>> Start SOURCE RECORDS

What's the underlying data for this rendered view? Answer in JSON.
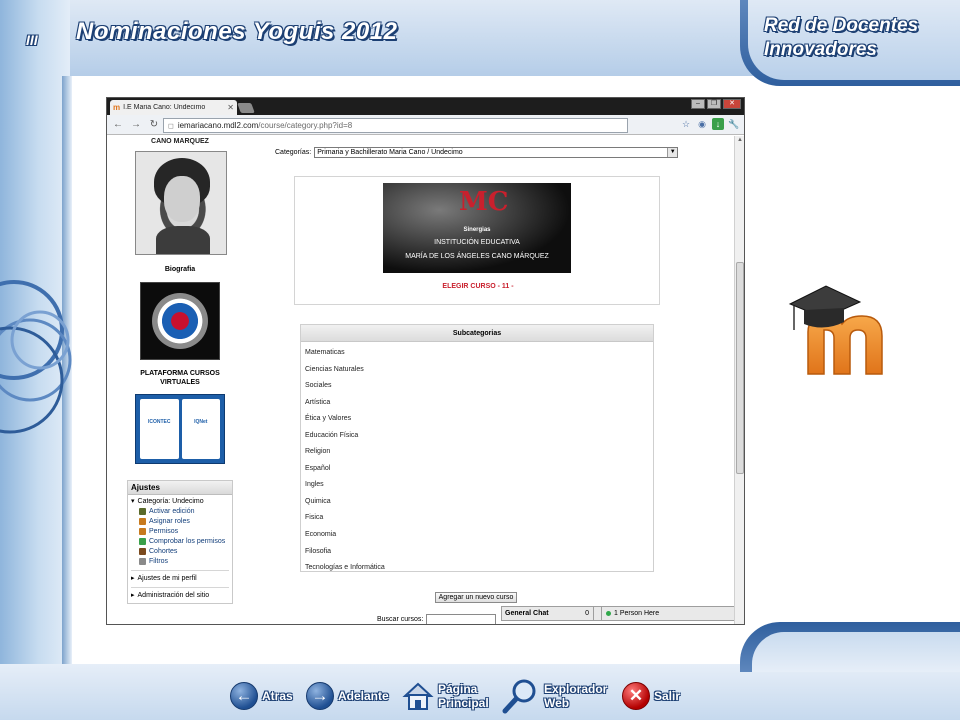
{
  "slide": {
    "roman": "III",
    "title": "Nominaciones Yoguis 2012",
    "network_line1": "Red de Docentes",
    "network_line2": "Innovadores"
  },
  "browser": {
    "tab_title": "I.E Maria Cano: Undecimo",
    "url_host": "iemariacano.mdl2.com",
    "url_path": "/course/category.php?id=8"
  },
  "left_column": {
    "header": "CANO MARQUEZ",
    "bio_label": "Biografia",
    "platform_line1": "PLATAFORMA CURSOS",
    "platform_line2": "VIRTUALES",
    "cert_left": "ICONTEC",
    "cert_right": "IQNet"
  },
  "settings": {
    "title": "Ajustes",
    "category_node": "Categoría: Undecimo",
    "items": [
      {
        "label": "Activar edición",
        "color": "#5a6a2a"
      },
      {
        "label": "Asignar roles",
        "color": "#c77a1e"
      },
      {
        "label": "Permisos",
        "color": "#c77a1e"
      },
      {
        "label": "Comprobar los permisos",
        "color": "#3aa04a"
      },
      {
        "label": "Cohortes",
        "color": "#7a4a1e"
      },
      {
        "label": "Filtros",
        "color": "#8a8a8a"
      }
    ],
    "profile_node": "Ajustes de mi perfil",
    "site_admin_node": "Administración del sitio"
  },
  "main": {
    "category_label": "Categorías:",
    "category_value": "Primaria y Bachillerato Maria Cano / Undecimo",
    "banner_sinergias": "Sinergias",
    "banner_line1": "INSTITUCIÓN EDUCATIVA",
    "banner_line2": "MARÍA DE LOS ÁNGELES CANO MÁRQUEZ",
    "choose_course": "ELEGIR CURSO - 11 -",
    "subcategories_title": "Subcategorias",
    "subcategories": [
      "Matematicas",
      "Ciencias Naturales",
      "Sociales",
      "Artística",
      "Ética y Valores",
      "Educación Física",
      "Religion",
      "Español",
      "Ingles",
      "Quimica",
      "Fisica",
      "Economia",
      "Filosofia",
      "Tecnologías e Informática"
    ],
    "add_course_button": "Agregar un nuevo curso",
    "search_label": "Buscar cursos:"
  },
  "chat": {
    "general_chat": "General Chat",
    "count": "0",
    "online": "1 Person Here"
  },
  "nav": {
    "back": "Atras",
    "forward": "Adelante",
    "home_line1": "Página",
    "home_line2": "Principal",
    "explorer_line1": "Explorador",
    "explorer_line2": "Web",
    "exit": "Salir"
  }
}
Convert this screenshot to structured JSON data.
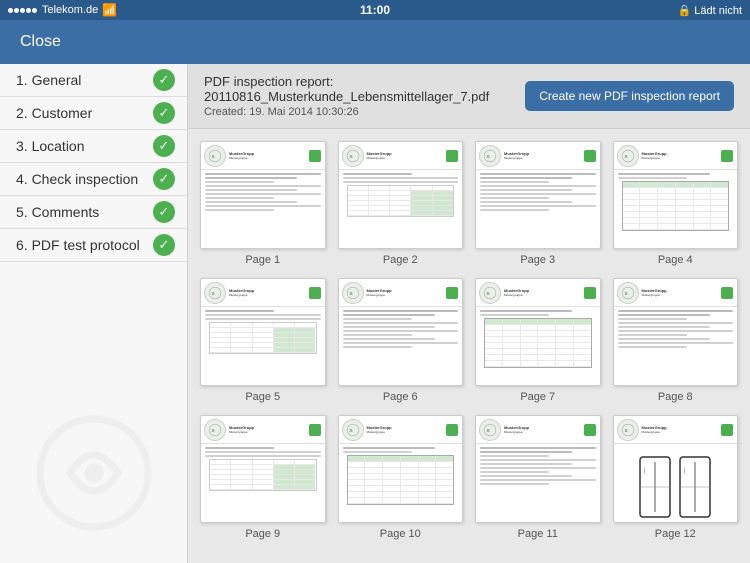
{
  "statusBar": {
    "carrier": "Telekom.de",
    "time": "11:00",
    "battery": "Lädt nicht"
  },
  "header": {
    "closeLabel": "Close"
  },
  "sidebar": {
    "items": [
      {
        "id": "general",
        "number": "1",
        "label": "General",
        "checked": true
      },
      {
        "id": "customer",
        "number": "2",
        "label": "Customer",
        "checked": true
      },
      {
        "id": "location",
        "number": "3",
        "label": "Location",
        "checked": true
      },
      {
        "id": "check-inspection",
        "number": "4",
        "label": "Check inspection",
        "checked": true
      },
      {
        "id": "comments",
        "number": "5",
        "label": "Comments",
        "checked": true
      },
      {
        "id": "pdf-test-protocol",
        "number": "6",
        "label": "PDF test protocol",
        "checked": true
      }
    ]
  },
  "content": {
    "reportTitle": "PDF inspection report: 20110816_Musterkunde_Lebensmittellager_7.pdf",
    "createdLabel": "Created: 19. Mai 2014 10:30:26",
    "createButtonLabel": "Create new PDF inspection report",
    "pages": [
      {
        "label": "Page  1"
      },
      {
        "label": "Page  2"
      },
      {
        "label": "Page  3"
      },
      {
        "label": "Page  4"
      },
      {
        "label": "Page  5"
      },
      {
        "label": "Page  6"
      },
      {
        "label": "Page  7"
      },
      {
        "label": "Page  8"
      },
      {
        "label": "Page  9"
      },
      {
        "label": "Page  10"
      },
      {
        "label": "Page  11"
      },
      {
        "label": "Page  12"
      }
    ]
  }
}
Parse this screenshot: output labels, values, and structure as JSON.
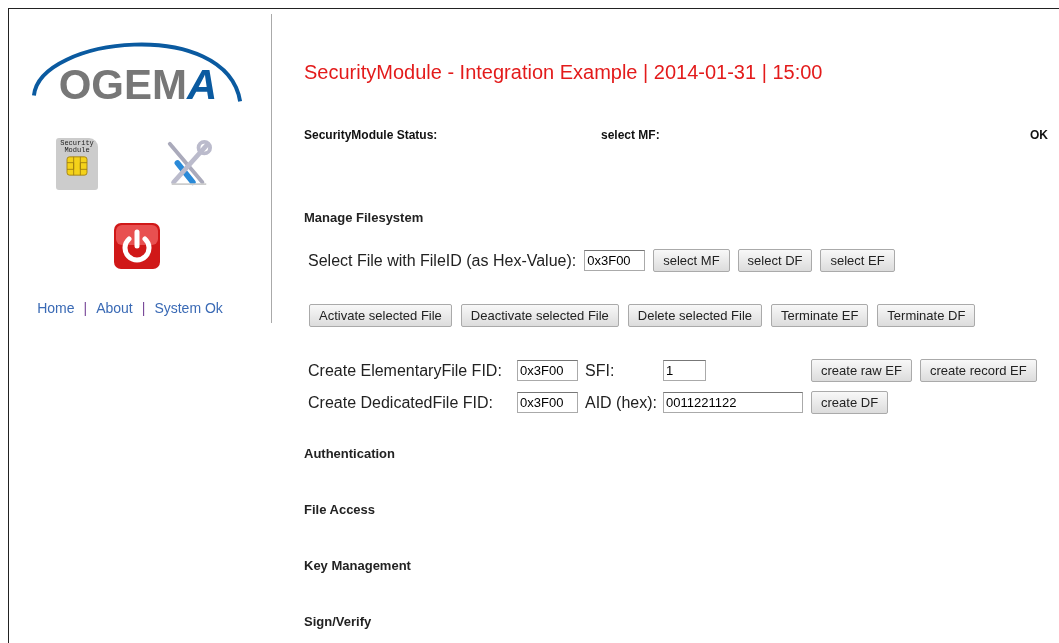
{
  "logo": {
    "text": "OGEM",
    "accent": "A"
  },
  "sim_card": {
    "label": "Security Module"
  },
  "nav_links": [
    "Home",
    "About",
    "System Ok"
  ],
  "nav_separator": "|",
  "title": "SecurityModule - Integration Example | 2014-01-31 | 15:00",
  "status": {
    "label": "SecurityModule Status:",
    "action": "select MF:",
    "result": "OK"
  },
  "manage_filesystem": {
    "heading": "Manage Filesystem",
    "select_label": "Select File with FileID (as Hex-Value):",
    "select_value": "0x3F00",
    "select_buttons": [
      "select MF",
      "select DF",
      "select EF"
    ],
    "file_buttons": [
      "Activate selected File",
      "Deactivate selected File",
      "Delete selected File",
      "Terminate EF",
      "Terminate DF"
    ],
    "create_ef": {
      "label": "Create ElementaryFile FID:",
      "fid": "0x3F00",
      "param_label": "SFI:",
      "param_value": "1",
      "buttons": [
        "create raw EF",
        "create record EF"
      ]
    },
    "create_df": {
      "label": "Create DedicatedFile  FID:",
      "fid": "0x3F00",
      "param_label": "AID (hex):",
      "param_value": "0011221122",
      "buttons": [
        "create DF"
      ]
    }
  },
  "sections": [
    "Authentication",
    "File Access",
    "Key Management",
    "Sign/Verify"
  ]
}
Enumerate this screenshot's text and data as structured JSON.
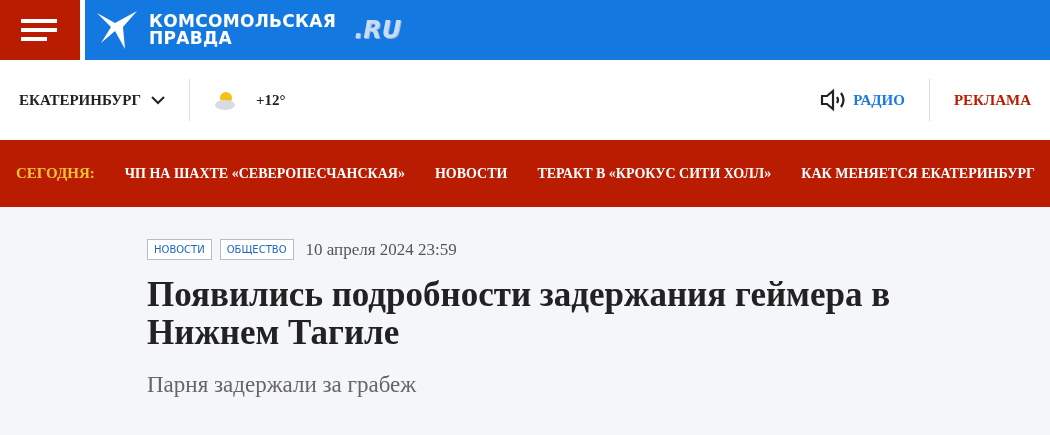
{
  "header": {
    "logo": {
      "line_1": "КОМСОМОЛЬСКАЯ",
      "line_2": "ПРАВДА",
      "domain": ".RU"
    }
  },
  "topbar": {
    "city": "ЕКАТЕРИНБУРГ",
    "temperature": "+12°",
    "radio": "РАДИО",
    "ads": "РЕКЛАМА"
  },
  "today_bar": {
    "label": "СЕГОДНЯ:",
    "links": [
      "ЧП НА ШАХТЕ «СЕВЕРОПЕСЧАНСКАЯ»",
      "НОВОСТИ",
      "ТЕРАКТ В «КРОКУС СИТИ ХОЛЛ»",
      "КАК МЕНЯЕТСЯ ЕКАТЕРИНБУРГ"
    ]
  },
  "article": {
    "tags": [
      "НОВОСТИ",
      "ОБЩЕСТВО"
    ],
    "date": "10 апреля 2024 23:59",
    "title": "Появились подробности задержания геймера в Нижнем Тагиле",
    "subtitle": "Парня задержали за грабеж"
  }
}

>> End SOURCE RECORDS

=== THE EXERCISE ===
Set the listing down in full and exactly. Pictures within it should not appear in the copy.

=== FINAL RESULT ===
What's the underlying data for this rendered view? Answer in JSON.
{
  "slide": {
    "roman": "III",
    "title": "Nominaciones Yoguis 2012",
    "network_line1": "Red de Docentes",
    "network_line2": "Innovadores"
  },
  "browser": {
    "tab_title": "I.E Maria Cano: Undecimo",
    "url_host": "iemariacano.mdl2.com",
    "url_path": "/course/category.php?id=8"
  },
  "left_column": {
    "header": "CANO MARQUEZ",
    "bio_label": "Biografia",
    "platform_line1": "PLATAFORMA CURSOS",
    "platform_line2": "VIRTUALES",
    "cert_left": "ICONTEC",
    "cert_right": "IQNet"
  },
  "settings": {
    "title": "Ajustes",
    "category_node": "Categoría: Undecimo",
    "items": [
      {
        "label": "Activar edición",
        "color": "#5a6a2a"
      },
      {
        "label": "Asignar roles",
        "color": "#c77a1e"
      },
      {
        "label": "Permisos",
        "color": "#c77a1e"
      },
      {
        "label": "Comprobar los permisos",
        "color": "#3aa04a"
      },
      {
        "label": "Cohortes",
        "color": "#7a4a1e"
      },
      {
        "label": "Filtros",
        "color": "#8a8a8a"
      }
    ],
    "profile_node": "Ajustes de mi perfil",
    "site_admin_node": "Administración del sitio"
  },
  "main": {
    "category_label": "Categorías:",
    "category_value": "Primaria y Bachillerato Maria Cano / Undecimo",
    "banner_sinergias": "Sinergias",
    "banner_line1": "INSTITUCIÓN EDUCATIVA",
    "banner_line2": "MARÍA DE LOS ÁNGELES CANO MÁRQUEZ",
    "choose_course": "ELEGIR CURSO - 11 -",
    "subcategories_title": "Subcategorias",
    "subcategories": [
      "Matematicas",
      "Ciencias Naturales",
      "Sociales",
      "Artística",
      "Ética y Valores",
      "Educación Física",
      "Religion",
      "Español",
      "Ingles",
      "Quimica",
      "Fisica",
      "Economia",
      "Filosofia",
      "Tecnologías e Informática"
    ],
    "add_course_button": "Agregar un nuevo curso",
    "search_label": "Buscar cursos:"
  },
  "chat": {
    "general_chat": "General Chat",
    "count": "0",
    "online": "1 Person Here"
  },
  "nav": {
    "back": "Atras",
    "forward": "Adelante",
    "home_line1": "Página",
    "home_line2": "Principal",
    "explorer_line1": "Explorador",
    "explorer_line2": "Web",
    "exit": "Salir"
  }
}
Convert this screenshot to structured JSON data.
{
  "statusBar": {
    "carrier": "Telekom.de",
    "time": "11:00",
    "battery": "Lädt nicht"
  },
  "header": {
    "closeLabel": "Close"
  },
  "sidebar": {
    "items": [
      {
        "id": "general",
        "number": "1",
        "label": "General",
        "checked": true
      },
      {
        "id": "customer",
        "number": "2",
        "label": "Customer",
        "checked": true
      },
      {
        "id": "location",
        "number": "3",
        "label": "Location",
        "checked": true
      },
      {
        "id": "check-inspection",
        "number": "4",
        "label": "Check inspection",
        "checked": true
      },
      {
        "id": "comments",
        "number": "5",
        "label": "Comments",
        "checked": true
      },
      {
        "id": "pdf-test-protocol",
        "number": "6",
        "label": "PDF test protocol",
        "checked": true
      }
    ]
  },
  "content": {
    "reportTitle": "PDF inspection report: 20110816_Musterkunde_Lebensmittellager_7.pdf",
    "createdLabel": "Created: 19. Mai 2014 10:30:26",
    "createButtonLabel": "Create new PDF inspection report",
    "pages": [
      {
        "label": "Page  1"
      },
      {
        "label": "Page  2"
      },
      {
        "label": "Page  3"
      },
      {
        "label": "Page  4"
      },
      {
        "label": "Page  5"
      },
      {
        "label": "Page  6"
      },
      {
        "label": "Page  7"
      },
      {
        "label": "Page  8"
      },
      {
        "label": "Page  9"
      },
      {
        "label": "Page  10"
      },
      {
        "label": "Page  11"
      },
      {
        "label": "Page  12"
      }
    ]
  }
}
Parse this screenshot: output labels, values, and structure as JSON.
{
  "logo": {
    "text": "OGEM",
    "accent": "A"
  },
  "sim_card": {
    "label": "Security Module"
  },
  "nav_links": [
    "Home",
    "About",
    "System Ok"
  ],
  "nav_separator": "|",
  "title": "SecurityModule - Integration Example | 2014-01-31 | 15:00",
  "status": {
    "label": "SecurityModule Status:",
    "action": "select MF:",
    "result": "OK"
  },
  "manage_filesystem": {
    "heading": "Manage Filesystem",
    "select_label": "Select File with FileID (as Hex-Value):",
    "select_value": "0x3F00",
    "select_buttons": [
      "select MF",
      "select DF",
      "select EF"
    ],
    "file_buttons": [
      "Activate selected File",
      "Deactivate selected File",
      "Delete selected File",
      "Terminate EF",
      "Terminate DF"
    ],
    "create_ef": {
      "label": "Create ElementaryFile FID:",
      "fid": "0x3F00",
      "param_label": "SFI:",
      "param_value": "1",
      "buttons": [
        "create raw EF",
        "create record EF"
      ]
    },
    "create_df": {
      "label": "Create DedicatedFile  FID:",
      "fid": "0x3F00",
      "param_label": "AID (hex):",
      "param_value": "0011221122",
      "buttons": [
        "create DF"
      ]
    }
  },
  "sections": [
    "Authentication",
    "File Access",
    "Key Management",
    "Sign/Verify"
  ]
}
Enumerate this screenshot's text and data as structured JSON.
{
  "header": {
    "logo": {
      "line_1": "КОМСОМОЛЬСКАЯ",
      "line_2": "ПРАВДА",
      "domain": ".RU"
    }
  },
  "topbar": {
    "city": "ЕКАТЕРИНБУРГ",
    "temperature": "+12°",
    "radio": "РАДИО",
    "ads": "РЕКЛАМА"
  },
  "today_bar": {
    "label": "СЕГОДНЯ:",
    "links": [
      "ЧП НА ШАХТЕ «СЕВЕРОПЕСЧАНСКАЯ»",
      "НОВОСТИ",
      "ТЕРАКТ В «КРОКУС СИТИ ХОЛЛ»",
      "КАК МЕНЯЕТСЯ ЕКАТЕРИНБУРГ"
    ]
  },
  "article": {
    "tags": [
      "НОВОСТИ",
      "ОБЩЕСТВО"
    ],
    "date": "10 апреля 2024 23:59",
    "title": "Появились подробности задержания геймера в Нижнем Тагиле",
    "subtitle": "Парня задержали за грабеж"
  }
}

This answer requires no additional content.